» TO DO
Rewrite the rows from the line with "candle-body xyxy=(575,431,579,436)" up to and including the line with "volume-bar xyxy=(423,772,427,784)", replacing "volume-bar" with "volume-column" and leaving everything else unchanged. Give only those rows.
★ ★ ★
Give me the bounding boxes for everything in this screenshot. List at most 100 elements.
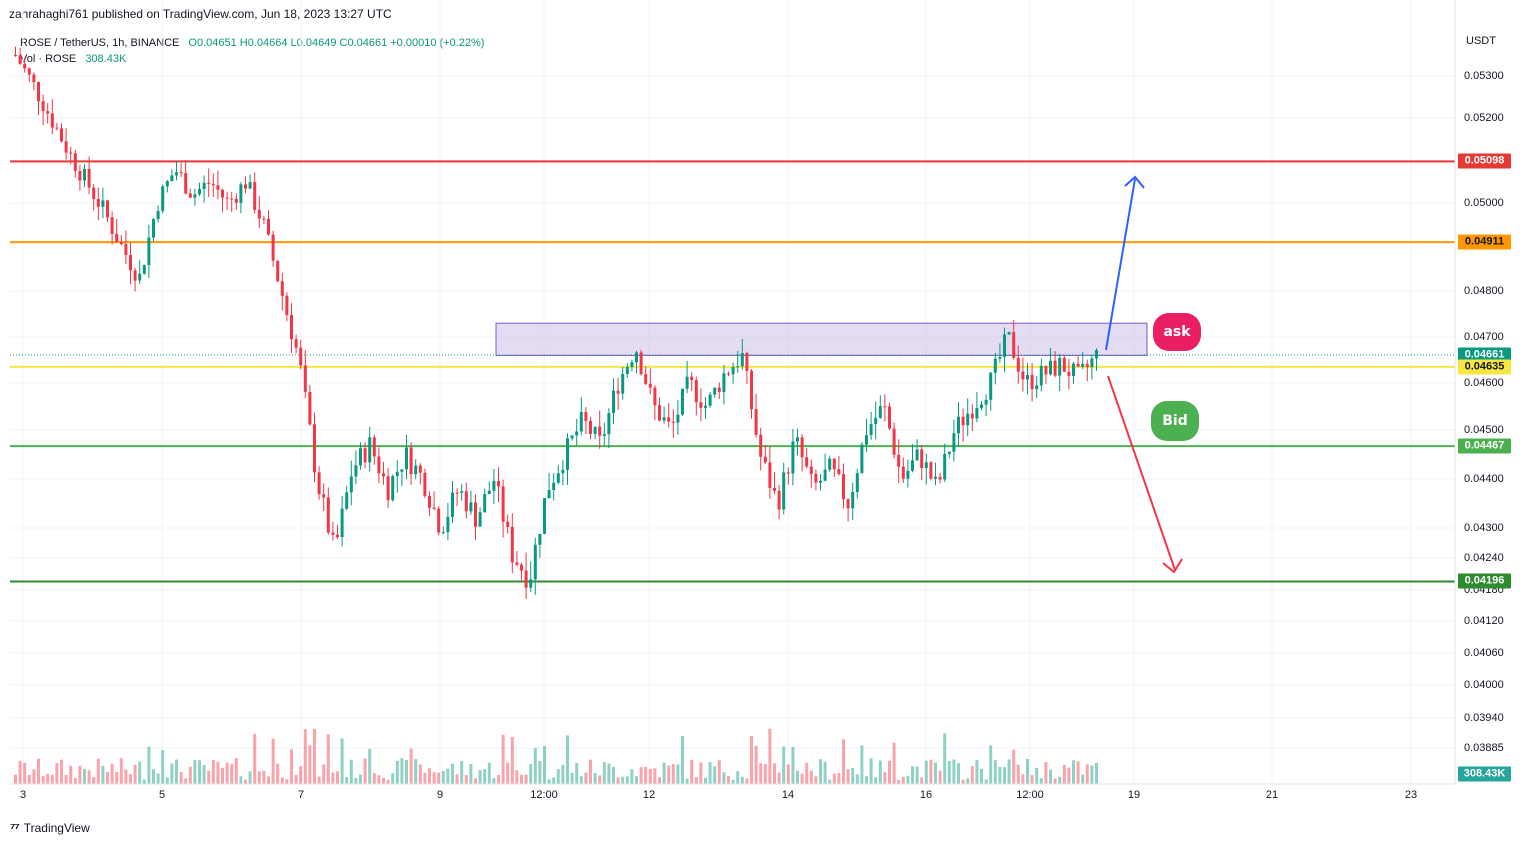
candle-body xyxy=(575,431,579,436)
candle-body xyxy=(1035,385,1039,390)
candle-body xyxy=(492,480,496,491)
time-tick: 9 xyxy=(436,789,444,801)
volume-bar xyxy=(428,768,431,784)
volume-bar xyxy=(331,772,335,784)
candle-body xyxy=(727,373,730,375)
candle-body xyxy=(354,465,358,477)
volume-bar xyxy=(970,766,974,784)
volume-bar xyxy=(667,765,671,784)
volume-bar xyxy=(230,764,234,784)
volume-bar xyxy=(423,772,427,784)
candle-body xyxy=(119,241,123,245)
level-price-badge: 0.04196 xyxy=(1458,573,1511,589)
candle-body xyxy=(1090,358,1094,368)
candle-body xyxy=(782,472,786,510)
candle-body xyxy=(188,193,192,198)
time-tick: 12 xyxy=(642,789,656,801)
★ ★ ★
» RESULT
candle-body xyxy=(575,431,579,436)
candle-body xyxy=(1035,385,1039,390)
candle-body xyxy=(492,480,496,491)
time-tick: 9 xyxy=(436,789,444,801)
volume-column xyxy=(428,768,431,784)
volume-column xyxy=(331,772,335,784)
candle-body xyxy=(727,373,730,375)
candle-body xyxy=(354,465,358,477)
volume-column xyxy=(970,766,974,784)
volume-column xyxy=(667,765,671,784)
volume-column xyxy=(230,764,234,784)
volume-column xyxy=(423,772,427,784)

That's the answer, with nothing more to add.